Excerpt from a dataset:
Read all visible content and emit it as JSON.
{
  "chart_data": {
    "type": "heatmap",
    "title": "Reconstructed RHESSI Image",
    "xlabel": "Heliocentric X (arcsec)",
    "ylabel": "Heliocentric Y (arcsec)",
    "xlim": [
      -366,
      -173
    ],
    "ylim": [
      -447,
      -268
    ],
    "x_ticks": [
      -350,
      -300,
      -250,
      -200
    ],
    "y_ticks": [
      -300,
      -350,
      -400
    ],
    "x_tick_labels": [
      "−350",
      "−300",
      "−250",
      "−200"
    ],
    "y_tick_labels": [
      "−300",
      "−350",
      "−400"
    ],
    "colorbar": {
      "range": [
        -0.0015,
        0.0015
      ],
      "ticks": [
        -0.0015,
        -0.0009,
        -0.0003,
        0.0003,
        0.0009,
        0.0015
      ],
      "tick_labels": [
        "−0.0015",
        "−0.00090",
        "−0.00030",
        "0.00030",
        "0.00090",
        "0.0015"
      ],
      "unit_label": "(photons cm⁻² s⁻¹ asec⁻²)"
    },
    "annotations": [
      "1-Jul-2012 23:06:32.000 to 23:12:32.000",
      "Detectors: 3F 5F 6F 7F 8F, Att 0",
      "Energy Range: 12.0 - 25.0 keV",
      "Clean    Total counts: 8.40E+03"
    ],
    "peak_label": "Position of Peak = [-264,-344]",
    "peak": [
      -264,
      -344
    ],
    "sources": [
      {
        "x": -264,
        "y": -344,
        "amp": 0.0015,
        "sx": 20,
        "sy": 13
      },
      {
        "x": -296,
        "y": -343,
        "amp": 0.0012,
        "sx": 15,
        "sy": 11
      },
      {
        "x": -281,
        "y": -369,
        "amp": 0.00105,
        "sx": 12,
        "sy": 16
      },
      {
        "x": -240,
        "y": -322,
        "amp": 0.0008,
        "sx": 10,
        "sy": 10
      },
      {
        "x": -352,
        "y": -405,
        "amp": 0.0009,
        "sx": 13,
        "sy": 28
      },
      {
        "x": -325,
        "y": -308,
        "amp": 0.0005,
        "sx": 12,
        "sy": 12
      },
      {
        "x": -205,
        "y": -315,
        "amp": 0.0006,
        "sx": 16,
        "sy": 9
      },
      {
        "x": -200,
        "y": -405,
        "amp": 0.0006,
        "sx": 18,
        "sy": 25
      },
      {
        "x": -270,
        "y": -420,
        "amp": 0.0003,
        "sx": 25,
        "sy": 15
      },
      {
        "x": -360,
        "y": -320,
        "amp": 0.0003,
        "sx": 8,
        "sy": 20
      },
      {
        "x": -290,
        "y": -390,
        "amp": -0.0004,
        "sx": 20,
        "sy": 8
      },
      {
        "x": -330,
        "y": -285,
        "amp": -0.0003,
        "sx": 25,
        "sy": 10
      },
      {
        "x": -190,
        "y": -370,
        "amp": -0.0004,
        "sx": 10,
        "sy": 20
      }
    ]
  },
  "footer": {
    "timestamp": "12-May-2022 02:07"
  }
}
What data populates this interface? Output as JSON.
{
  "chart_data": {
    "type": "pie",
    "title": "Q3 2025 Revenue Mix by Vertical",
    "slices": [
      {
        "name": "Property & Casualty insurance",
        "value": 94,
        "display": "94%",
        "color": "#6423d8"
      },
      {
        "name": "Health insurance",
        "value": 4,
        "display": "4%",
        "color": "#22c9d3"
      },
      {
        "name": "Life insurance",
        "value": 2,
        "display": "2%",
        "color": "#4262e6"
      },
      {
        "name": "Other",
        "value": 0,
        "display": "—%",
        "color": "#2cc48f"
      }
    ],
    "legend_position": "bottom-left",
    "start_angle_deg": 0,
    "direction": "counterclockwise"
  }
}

SHORT TASK:
All records above must be set down exactly, please.

CORRECT ANSWER:
Read all visible content and emit it as JSON.
{
  "chart_data": {
    "type": "heatmap",
    "title": "Reconstructed RHESSI Image",
    "xlabel": "Heliocentric X (arcsec)",
    "ylabel": "Heliocentric Y (arcsec)",
    "xlim": [
      -366,
      -173
    ],
    "ylim": [
      -447,
      -268
    ],
    "x_ticks": [
      -350,
      -300,
      -250,
      -200
    ],
    "y_ticks": [
      -300,
      -350,
      -400
    ],
    "x_tick_labels": [
      "−350",
      "−300",
      "−250",
      "−200"
    ],
    "y_tick_labels": [
      "−300",
      "−350",
      "−400"
    ],
    "colorbar": {
      "range": [
        -0.0015,
        0.0015
      ],
      "ticks": [
        -0.0015,
        -0.0009,
        -0.0003,
        0.0003,
        0.0009,
        0.0015
      ],
      "tick_labels": [
        "−0.0015",
        "−0.00090",
        "−0.00030",
        "0.00030",
        "0.00090",
        "0.0015"
      ],
      "unit_label": "(photons cm⁻² s⁻¹ asec⁻²)"
    },
    "annotations": [
      "1-Jul-2012 23:06:32.000 to 23:12:32.000",
      "Detectors: 3F 5F 6F 7F 8F, Att 0",
      "Energy Range: 12.0 - 25.0 keV",
      "Clean    Total counts: 8.40E+03"
    ],
    "peak_label": "Position of Peak = [-264,-344]",
    "peak": [
      -264,
      -344
    ],
    "sources": [
      {
        "x": -264,
        "y": -344,
        "amp": 0.0015,
        "sx": 20,
        "sy": 13
      },
      {
        "x": -296,
        "y": -343,
        "amp": 0.0012,
        "sx": 15,
        "sy": 11
      },
      {
        "x": -281,
        "y": -369,
        "amp": 0.00105,
        "sx": 12,
        "sy": 16
      },
      {
        "x": -240,
        "y": -322,
        "amp": 0.0008,
        "sx": 10,
        "sy": 10
      },
      {
        "x": -352,
        "y": -405,
        "amp": 0.0009,
        "sx": 13,
        "sy": 28
      },
      {
        "x": -325,
        "y": -308,
        "amp": 0.0005,
        "sx": 12,
        "sy": 12
      },
      {
        "x": -205,
        "y": -315,
        "amp": 0.0006,
        "sx": 16,
        "sy": 9
      },
      {
        "x": -200,
        "y": -405,
        "amp": 0.0006,
        "sx": 18,
        "sy": 25
      },
      {
        "x": -270,
        "y": -420,
        "amp": 0.0003,
        "sx": 25,
        "sy": 15
      },
      {
        "x": -360,
        "y": -320,
        "amp": 0.0003,
        "sx": 8,
        "sy": 20
      },
      {
        "x": -290,
        "y": -390,
        "amp": -0.0004,
        "sx": 20,
        "sy": 8
      },
      {
        "x": -330,
        "y": -285,
        "amp": -0.0003,
        "sx": 25,
        "sy": 10
      },
      {
        "x": -190,
        "y": -370,
        "amp": -0.0004,
        "sx": 10,
        "sy": 20
      }
    ]
  },
  "footer": {
    "timestamp": "12-May-2022 02:07"
  }
}
What data populates this interface? Output as JSON.
{
  "chart_data": {
    "type": "pie",
    "title": "Q3 2025 Revenue Mix by Vertical",
    "slices": [
      {
        "name": "Property & Casualty insurance",
        "value": 94,
        "display": "94%",
        "color": "#6423d8"
      },
      {
        "name": "Health insurance",
        "value": 4,
        "display": "4%",
        "color": "#22c9d3"
      },
      {
        "name": "Life insurance",
        "value": 2,
        "display": "2%",
        "color": "#4262e6"
      },
      {
        "name": "Other",
        "value": 0,
        "display": "—%",
        "color": "#2cc48f"
      }
    ],
    "legend_position": "bottom-left",
    "start_angle_deg": 0,
    "direction": "counterclockwise"
  }
}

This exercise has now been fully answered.